Saved entries:
- - - - -

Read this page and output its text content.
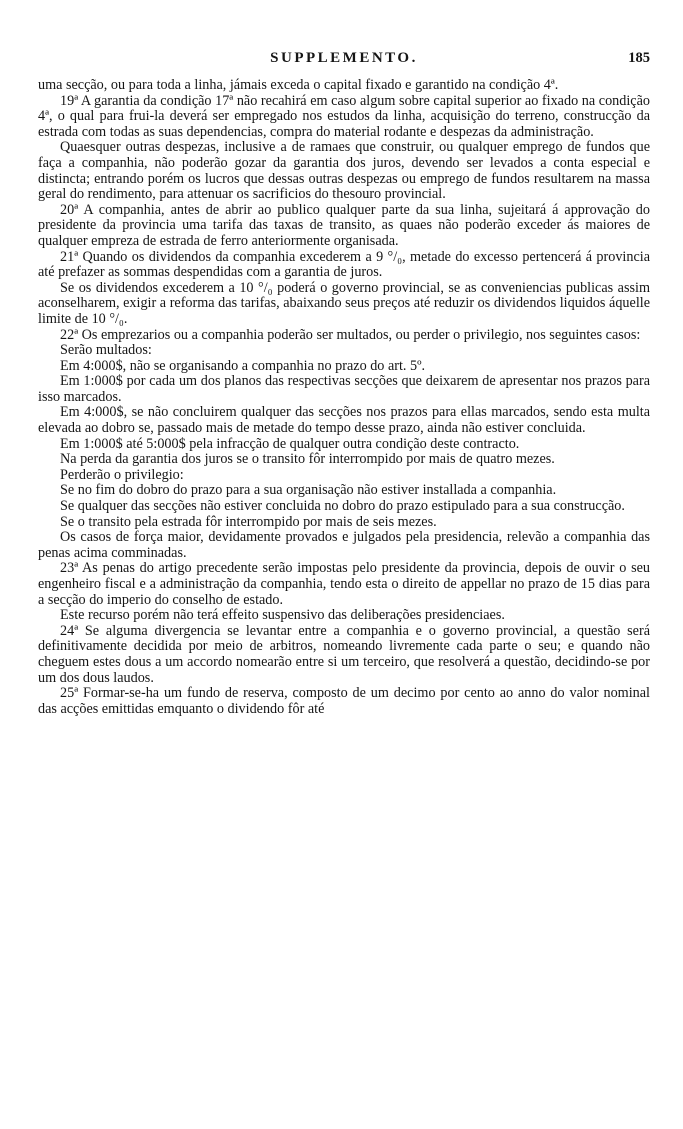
SUPPLEMENTO.	185

uma secção, ou para toda a linha, jámais exceda o capital fixado e garantido na condição 4ª.

19ª A garantia da condição 17ª não recahirá em caso algum sobre capital superior ao fixado na condição 4ª, o qual para frui-la deverá ser empregado nos estudos da linha, acquisição do terreno, construcção da estrada com todas as suas dependencias, compra do material rodante e despezas da administração.

Quaesquer outras despezas, inclusive a de ramaes que construir, ou qualquer emprego de fundos que faça a companhia, não poderão gozar da garantia dos juros, devendo ser levados a conta especial e distincta; entrando porém os lucros que dessas outras despezas ou emprego de fundos resultarem na massa geral do rendimento, para attenuar os sacrificios do thesouro provincial.

20ª A companhia, antes de abrir ao publico qualquer parte da sua linha, sujeitará á approvação do presidente da provincia uma tarifa das taxas de transito, as quaes não poderão exceder ás maiores de qualquer empreza de estrada de ferro anteriormente organisada.

21ª Quando os dividendos da companhia excederem a 9 °/₀, metade do excesso pertencerá á provincia até prefazer as sommas despendidas com a garantia de juros.

Se os dividendos excederem a 10 °/₀ poderá o governo provincial, se as conveniencias publicas assim aconselharem, exigir a reforma das tarifas, abaixando seus preços até reduzir os dividendos liquidos áquelle limite de 10 °/₀.

22ª Os emprezarios ou a companhia poderão ser multados, ou perder o privilegio, nos seguintes casos:

Serão multados:

Em 4:000$, não se organisando a companhia no prazo do art. 5º.

Em 1:000$ por cada um dos planos das respectivas secções que deixarem de apresentar nos prazos para isso marcados.

Em 4:000$, se não concluirem qualquer das secções nos prazos para ellas marcados, sendo esta multa elevada ao dobro se, passado mais de metade do tempo desse prazo, ainda não estiver concluida.

Em 1:000$ até 5:000$ pela infracção de qualquer outra condição deste contracto.

Na perda da garantia dos juros se o transito fôr interrompido por mais de quatro mezes.

Perderão o privilegio:

Se no fim do dobro do prazo para a sua organisação não estiver installada a companhia.

Se qualquer das secções não estiver concluida no dobro do prazo estipulado para a sua construcção.

Se o transito pela estrada fôr interrompido por mais de seis mezes.

Os casos de força maior, devidamente provados e julgados pela presidencia, relevão a companhia das penas acima comminadas.

23ª As penas do artigo precedente serão impostas pelo presidente da provincia, depois de ouvir o seu engenheiro fiscal e a administração da companhia, tendo esta o direito de appellar no prazo de 15 dias para a secção do imperio do conselho de estado.

Este recurso porém não terá effeito suspensivo das deliberações presidenciaes.

24ª Se alguma divergencia se levantar entre a companhia e o governo provincial, a questão será definitivamente decidida por meio de arbitros, nomeando livremente cada parte o seu; e quando não cheguem estes dous a um accordo nomearão entre si um terceiro, que resolverá a questão, decidindo-se por um dos dous laudos.

25ª Formar-se-ha um fundo de reserva, composto de um decimo por cento ao anno do valor nominal das acções emittidas emquanto o dividendo fôr até
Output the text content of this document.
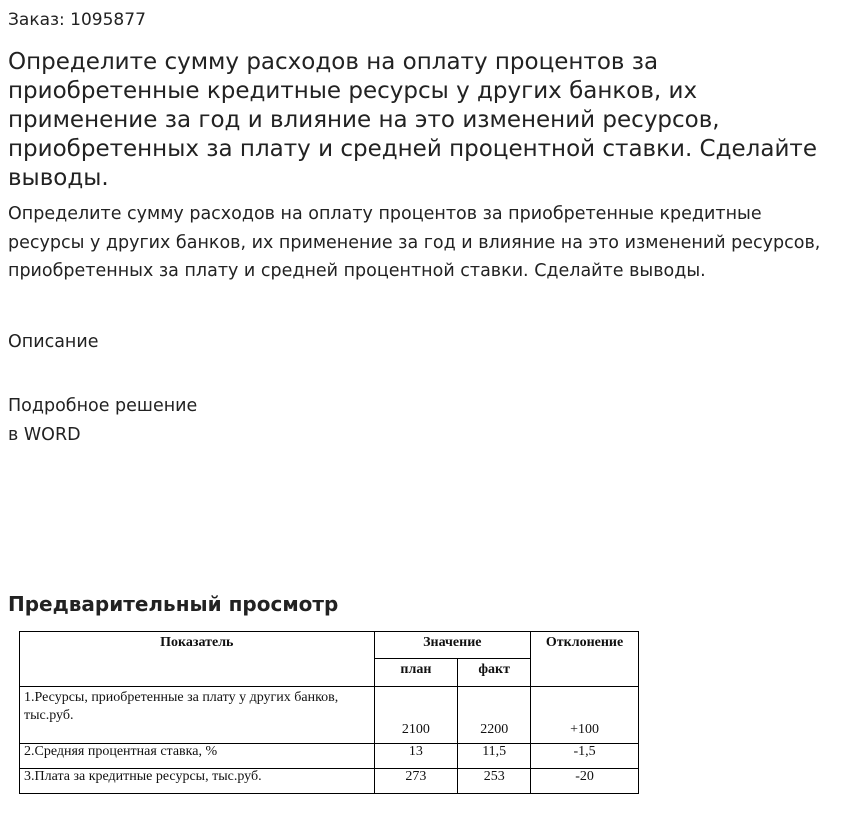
Заказ: 1095877
Определите сумму расходов на оплату процентов за приобретенные кредитные ресурсы у других банков, их применение за год и влияние на это изменений ресурсов, приобретенных за плату и средней процентной ставки. Сделайте выводы.

Определите сумму расходов на оплату процентов за приобретенные кредитные ресурсы у других банков, их применение за год и влияние на это изменений ресурсов, приобретенных за плату и средней процентной ставки. Сделайте выводы.

Описание
Подробное решение
в WORD
Предварительный просмотр
Показатель	Значение		Отклонение
	план	факт	
1.Ресурсы, приобретенные за плату у других банков, тыс.руб.	2100	2200	+100
2.Средняя процентная ставка, %	13	11,5	-1,5
3.Плата за кредитные ресурсы, тыс.руб.	273	253	-20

- - - - -

__EXERCISE BRIEF__:
Every record above must be given again exactly; drop the pictures.

__SOLVED PROBLEM__:
Read this page and output its text content.
SUPPLEMENTO.	185

uma secção, ou para toda a linha, jámais exceda o capital fixado e garantido na condição 4ª.

19ª A garantia da condição 17ª não recahirá em caso algum sobre capital superior ao fixado na condição 4ª, o qual para frui-la deverá ser empregado nos estudos da linha, acquisição do terreno, construcção da estrada com todas as suas dependencias, compra do material rodante e despezas da administração.

Quaesquer outras despezas, inclusive a de ramaes que construir, ou qualquer emprego de fundos que faça a companhia, não poderão gozar da garantia dos juros, devendo ser levados a conta especial e distincta; entrando porém os lucros que dessas outras despezas ou emprego de fundos resultarem na massa geral do rendimento, para attenuar os sacrificios do thesouro provincial.

20ª A companhia, antes de abrir ao publico qualquer parte da sua linha, sujeitará á approvação do presidente da provincia uma tarifa das taxas de transito, as quaes não poderão exceder ás maiores de qualquer empreza de estrada de ferro anteriormente organisada.

21ª Quando os dividendos da companhia excederem a 9 °/₀, metade do excesso pertencerá á provincia até prefazer as sommas despendidas com a garantia de juros.

Se os dividendos excederem a 10 °/₀ poderá o governo provincial, se as conveniencias publicas assim aconselharem, exigir a reforma das tarifas, abaixando seus preços até reduzir os dividendos liquidos áquelle limite de 10 °/₀.

22ª Os emprezarios ou a companhia poderão ser multados, ou perder o privilegio, nos seguintes casos:

Serão multados:

Em 4:000$, não se organisando a companhia no prazo do art. 5º.

Em 1:000$ por cada um dos planos das respectivas secções que deixarem de apresentar nos prazos para isso marcados.

Em 4:000$, se não concluirem qualquer das secções nos prazos para ellas marcados, sendo esta multa elevada ao dobro se, passado mais de metade do tempo desse prazo, ainda não estiver concluida.

Em 1:000$ até 5:000$ pela infracção de qualquer outra condição deste contracto.

Na perda da garantia dos juros se o transito fôr interrompido por mais de quatro mezes.

Perderão o privilegio:

Se no fim do dobro do prazo para a sua organisação não estiver installada a companhia.

Se qualquer das secções não estiver concluida no dobro do prazo estipulado para a sua construcção.

Se o transito pela estrada fôr interrompido por mais de seis mezes.

Os casos de força maior, devidamente provados e julgados pela presidencia, relevão a companhia das penas acima comminadas.

23ª As penas do artigo precedente serão impostas pelo presidente da provincia, depois de ouvir o seu engenheiro fiscal e a administração da companhia, tendo esta o direito de appellar no prazo de 15 dias para a secção do imperio do conselho de estado.

Este recurso porém não terá effeito suspensivo das deliberações presidenciaes.

24ª Se alguma divergencia se levantar entre a companhia e o governo provincial, a questão será definitivamente decidida por meio de arbitros, nomeando livremente cada parte o seu; e quando não cheguem estes dous a um accordo nomearão entre si um terceiro, que resolverá a questão, decidindo-se por um dos dous laudos.

25ª Formar-se-ha um fundo de reserva, composto de um decimo por cento ao anno do valor nominal das acções emittidas emquanto o dividendo fôr até
Output the text content of this document.
Заказ: 1095877
Определите сумму расходов на оплату процентов за приобретенные кредитные ресурсы у других банков, их применение за год и влияние на это изменений ресурсов, приобретенных за плату и средней процентной ставки. Сделайте выводы.

Определите сумму расходов на оплату процентов за приобретенные кредитные ресурсы у других банков, их применение за год и влияние на это изменений ресурсов, приобретенных за плату и средней процентной ставки. Сделайте выводы.

Описание
Подробное решение
в WORD
Предварительный просмотр
Показатель	Значение		Отклонение
	план	факт	
1.Ресурсы, приобретенные за плату у других банков, тыс.руб.	2100	2200	+100
2.Средняя процентная ставка, %	13	11,5	-1,5
3.Плата за кредитные ресурсы, тыс.руб.	273	253	-20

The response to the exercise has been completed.